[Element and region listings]
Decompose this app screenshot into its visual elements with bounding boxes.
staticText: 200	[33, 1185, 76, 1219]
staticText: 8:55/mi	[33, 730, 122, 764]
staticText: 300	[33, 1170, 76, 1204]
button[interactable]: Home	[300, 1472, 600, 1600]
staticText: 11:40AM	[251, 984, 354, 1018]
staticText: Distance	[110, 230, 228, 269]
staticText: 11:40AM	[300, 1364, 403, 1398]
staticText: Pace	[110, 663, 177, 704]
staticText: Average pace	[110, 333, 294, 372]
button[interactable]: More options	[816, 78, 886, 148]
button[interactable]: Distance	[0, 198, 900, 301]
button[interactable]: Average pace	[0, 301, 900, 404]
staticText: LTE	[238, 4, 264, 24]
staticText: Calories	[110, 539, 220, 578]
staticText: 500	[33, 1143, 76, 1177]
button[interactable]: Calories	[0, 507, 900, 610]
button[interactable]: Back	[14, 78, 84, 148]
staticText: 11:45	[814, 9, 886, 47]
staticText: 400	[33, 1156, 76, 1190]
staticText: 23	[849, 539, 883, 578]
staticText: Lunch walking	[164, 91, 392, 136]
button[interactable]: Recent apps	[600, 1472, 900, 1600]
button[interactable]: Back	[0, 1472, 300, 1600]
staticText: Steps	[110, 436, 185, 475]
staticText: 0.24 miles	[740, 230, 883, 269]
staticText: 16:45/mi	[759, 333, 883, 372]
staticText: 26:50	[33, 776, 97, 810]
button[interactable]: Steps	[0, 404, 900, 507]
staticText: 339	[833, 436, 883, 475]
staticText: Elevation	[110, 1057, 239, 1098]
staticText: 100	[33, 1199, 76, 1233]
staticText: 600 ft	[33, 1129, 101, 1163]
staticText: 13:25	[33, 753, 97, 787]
---
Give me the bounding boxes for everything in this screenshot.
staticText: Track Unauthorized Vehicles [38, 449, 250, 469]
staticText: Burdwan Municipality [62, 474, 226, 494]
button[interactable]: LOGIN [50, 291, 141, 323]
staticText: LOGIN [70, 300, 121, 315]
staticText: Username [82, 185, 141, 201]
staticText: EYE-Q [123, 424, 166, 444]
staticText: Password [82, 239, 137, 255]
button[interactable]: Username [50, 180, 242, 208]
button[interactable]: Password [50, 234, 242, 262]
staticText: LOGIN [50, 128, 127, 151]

WHAT THE TASK REQUIRES:
Rewrite the stretch of the material from the line containing "Decompose this app" through the line containing "333, 294, 372]", changing "Distance" to "Length" and leaving everything else as it is.

ANSWER FOR THIS EXERCISE:
Decompose this app screenshot into its visual elements with bounding boxes.
staticText: 200	[33, 1185, 76, 1219]
staticText: 8:55/mi	[33, 730, 122, 764]
staticText: 300	[33, 1170, 76, 1204]
button[interactable]: Home	[300, 1472, 600, 1600]
staticText: 11:40AM	[251, 984, 354, 1018]
staticText: Length	[110, 230, 228, 269]
staticText: 11:40AM	[300, 1364, 403, 1398]
staticText: Pace	[110, 663, 177, 704]
staticText: Average pace	[110, 333, 294, 372]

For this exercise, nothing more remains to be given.